#### PROBLEM REQUIREMENTS
Drop the images; return everything else in the listing below exactly.

Figure data in JSON:
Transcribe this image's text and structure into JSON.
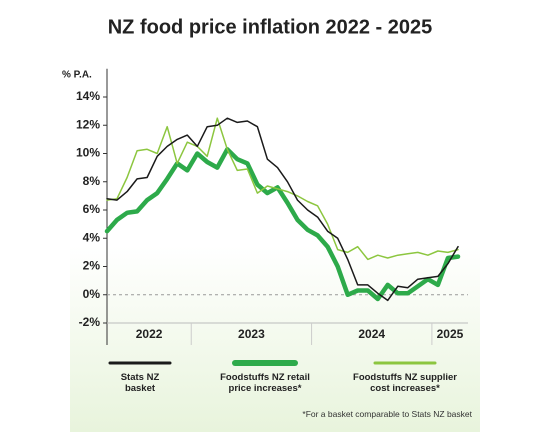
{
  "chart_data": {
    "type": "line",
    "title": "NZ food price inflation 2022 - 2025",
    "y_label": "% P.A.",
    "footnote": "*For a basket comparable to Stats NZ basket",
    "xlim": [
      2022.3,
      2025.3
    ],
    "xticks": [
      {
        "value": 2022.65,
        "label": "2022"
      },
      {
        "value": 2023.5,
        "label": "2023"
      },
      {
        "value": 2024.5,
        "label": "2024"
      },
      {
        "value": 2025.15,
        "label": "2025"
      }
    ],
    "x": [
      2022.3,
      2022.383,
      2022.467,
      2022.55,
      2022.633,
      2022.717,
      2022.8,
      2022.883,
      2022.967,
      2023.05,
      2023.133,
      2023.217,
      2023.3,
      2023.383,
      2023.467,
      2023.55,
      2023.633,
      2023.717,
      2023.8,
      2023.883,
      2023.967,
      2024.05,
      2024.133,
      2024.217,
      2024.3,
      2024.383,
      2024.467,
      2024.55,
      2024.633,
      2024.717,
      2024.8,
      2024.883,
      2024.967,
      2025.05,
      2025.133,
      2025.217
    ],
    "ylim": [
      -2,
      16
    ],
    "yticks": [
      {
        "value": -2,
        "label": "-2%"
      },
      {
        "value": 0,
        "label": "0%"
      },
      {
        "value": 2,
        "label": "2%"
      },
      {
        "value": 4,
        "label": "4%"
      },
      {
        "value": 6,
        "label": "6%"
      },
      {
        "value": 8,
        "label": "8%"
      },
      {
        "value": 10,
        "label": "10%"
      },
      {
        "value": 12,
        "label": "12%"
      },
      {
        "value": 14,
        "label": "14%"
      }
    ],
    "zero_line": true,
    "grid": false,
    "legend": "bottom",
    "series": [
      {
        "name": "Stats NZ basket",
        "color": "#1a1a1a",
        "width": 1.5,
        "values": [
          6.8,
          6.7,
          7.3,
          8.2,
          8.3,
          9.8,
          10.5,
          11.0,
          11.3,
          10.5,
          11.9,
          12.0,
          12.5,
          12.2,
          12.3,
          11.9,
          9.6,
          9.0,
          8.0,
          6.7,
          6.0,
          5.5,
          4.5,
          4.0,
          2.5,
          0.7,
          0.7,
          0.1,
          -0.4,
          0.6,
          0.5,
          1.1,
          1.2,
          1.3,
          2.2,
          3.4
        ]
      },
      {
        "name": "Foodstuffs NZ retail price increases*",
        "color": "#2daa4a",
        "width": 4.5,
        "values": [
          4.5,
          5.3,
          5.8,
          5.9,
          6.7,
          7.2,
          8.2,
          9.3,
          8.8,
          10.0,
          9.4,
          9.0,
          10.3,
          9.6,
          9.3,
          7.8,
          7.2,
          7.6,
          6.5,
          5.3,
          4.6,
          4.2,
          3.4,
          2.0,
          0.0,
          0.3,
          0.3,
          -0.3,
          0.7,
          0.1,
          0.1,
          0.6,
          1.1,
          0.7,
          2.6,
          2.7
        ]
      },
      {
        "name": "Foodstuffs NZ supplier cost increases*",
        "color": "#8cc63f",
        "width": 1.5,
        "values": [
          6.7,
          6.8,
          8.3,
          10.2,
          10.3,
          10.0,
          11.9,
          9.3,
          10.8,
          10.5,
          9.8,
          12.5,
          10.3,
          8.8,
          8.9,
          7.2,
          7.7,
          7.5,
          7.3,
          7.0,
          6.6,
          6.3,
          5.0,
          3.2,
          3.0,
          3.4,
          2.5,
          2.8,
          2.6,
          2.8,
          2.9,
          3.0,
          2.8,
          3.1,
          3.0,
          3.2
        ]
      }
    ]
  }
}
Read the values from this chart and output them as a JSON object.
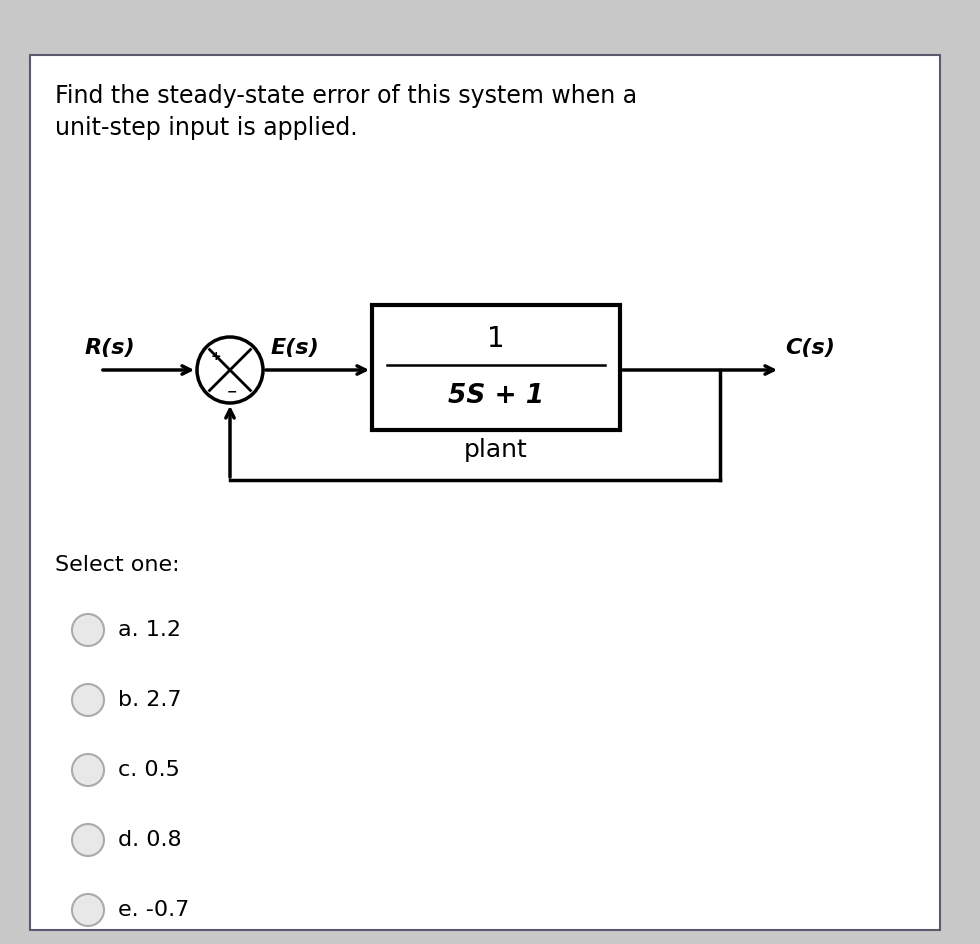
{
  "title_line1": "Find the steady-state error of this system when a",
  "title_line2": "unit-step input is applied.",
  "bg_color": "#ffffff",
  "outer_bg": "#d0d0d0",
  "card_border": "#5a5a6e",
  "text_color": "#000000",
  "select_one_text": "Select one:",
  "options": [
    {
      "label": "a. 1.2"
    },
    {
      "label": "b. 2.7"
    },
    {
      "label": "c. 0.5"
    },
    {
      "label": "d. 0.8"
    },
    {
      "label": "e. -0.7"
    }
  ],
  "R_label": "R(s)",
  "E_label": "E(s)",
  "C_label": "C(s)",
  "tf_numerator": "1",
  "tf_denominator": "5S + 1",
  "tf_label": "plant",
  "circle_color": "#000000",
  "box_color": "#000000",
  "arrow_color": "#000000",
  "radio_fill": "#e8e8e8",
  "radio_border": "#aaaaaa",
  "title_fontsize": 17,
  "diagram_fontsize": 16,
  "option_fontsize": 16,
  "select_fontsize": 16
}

#### WORKED SOLUTION
Transcribe this image's text and structure into JSON.
{
  "chart_data": {
    "type": "line",
    "title": "NZ food price inflation 2022 - 2025",
    "y_label": "% P.A.",
    "footnote": "*For a basket comparable to Stats NZ basket",
    "xlim": [
      2022.3,
      2025.3
    ],
    "xticks": [
      {
        "value": 2022.65,
        "label": "2022"
      },
      {
        "value": 2023.5,
        "label": "2023"
      },
      {
        "value": 2024.5,
        "label": "2024"
      },
      {
        "value": 2025.15,
        "label": "2025"
      }
    ],
    "x": [
      2022.3,
      2022.383,
      2022.467,
      2022.55,
      2022.633,
      2022.717,
      2022.8,
      2022.883,
      2022.967,
      2023.05,
      2023.133,
      2023.217,
      2023.3,
      2023.383,
      2023.467,
      2023.55,
      2023.633,
      2023.717,
      2023.8,
      2023.883,
      2023.967,
      2024.05,
      2024.133,
      2024.217,
      2024.3,
      2024.383,
      2024.467,
      2024.55,
      2024.633,
      2024.717,
      2024.8,
      2024.883,
      2024.967,
      2025.05,
      2025.133,
      2025.217
    ],
    "ylim": [
      -2,
      16
    ],
    "yticks": [
      {
        "value": -2,
        "label": "-2%"
      },
      {
        "value": 0,
        "label": "0%"
      },
      {
        "value": 2,
        "label": "2%"
      },
      {
        "value": 4,
        "label": "4%"
      },
      {
        "value": 6,
        "label": "6%"
      },
      {
        "value": 8,
        "label": "8%"
      },
      {
        "value": 10,
        "label": "10%"
      },
      {
        "value": 12,
        "label": "12%"
      },
      {
        "value": 14,
        "label": "14%"
      }
    ],
    "zero_line": true,
    "grid": false,
    "legend": "bottom",
    "series": [
      {
        "name": "Stats NZ basket",
        "color": "#1a1a1a",
        "width": 1.5,
        "values": [
          6.8,
          6.7,
          7.3,
          8.2,
          8.3,
          9.8,
          10.5,
          11.0,
          11.3,
          10.5,
          11.9,
          12.0,
          12.5,
          12.2,
          12.3,
          11.9,
          9.6,
          9.0,
          8.0,
          6.7,
          6.0,
          5.5,
          4.5,
          4.0,
          2.5,
          0.7,
          0.7,
          0.1,
          -0.4,
          0.6,
          0.5,
          1.1,
          1.2,
          1.3,
          2.2,
          3.4
        ]
      },
      {
        "name": "Foodstuffs NZ retail price increases*",
        "color": "#2daa4a",
        "width": 4.5,
        "values": [
          4.5,
          5.3,
          5.8,
          5.9,
          6.7,
          7.2,
          8.2,
          9.3,
          8.8,
          10.0,
          9.4,
          9.0,
          10.3,
          9.6,
          9.3,
          7.8,
          7.2,
          7.6,
          6.5,
          5.3,
          4.6,
          4.2,
          3.4,
          2.0,
          0.0,
          0.3,
          0.3,
          -0.3,
          0.7,
          0.1,
          0.1,
          0.6,
          1.1,
          0.7,
          2.6,
          2.7
        ]
      },
      {
        "name": "Foodstuffs NZ supplier cost increases*",
        "color": "#8cc63f",
        "width": 1.5,
        "values": [
          6.7,
          6.8,
          8.3,
          10.2,
          10.3,
          10.0,
          11.9,
          9.3,
          10.8,
          10.5,
          9.8,
          12.5,
          10.3,
          8.8,
          8.9,
          7.2,
          7.7,
          7.5,
          7.3,
          7.0,
          6.6,
          6.3,
          5.0,
          3.2,
          3.0,
          3.4,
          2.5,
          2.8,
          2.6,
          2.8,
          2.9,
          3.0,
          2.8,
          3.1,
          3.0,
          3.2
        ]
      }
    ]
  }
}
Read the values from this chart and output them as a JSON object.
{
  "title_line1": "Find the steady-state error of this system when a",
  "title_line2": "unit-step input is applied.",
  "bg_color": "#ffffff",
  "outer_bg": "#d0d0d0",
  "card_border": "#5a5a6e",
  "text_color": "#000000",
  "select_one_text": "Select one:",
  "options": [
    {
      "label": "a. 1.2"
    },
    {
      "label": "b. 2.7"
    },
    {
      "label": "c. 0.5"
    },
    {
      "label": "d. 0.8"
    },
    {
      "label": "e. -0.7"
    }
  ],
  "R_label": "R(s)",
  "E_label": "E(s)",
  "C_label": "C(s)",
  "tf_numerator": "1",
  "tf_denominator": "5S + 1",
  "tf_label": "plant",
  "circle_color": "#000000",
  "box_color": "#000000",
  "arrow_color": "#000000",
  "radio_fill": "#e8e8e8",
  "radio_border": "#aaaaaa",
  "title_fontsize": 17,
  "diagram_fontsize": 16,
  "option_fontsize": 16,
  "select_fontsize": 16
}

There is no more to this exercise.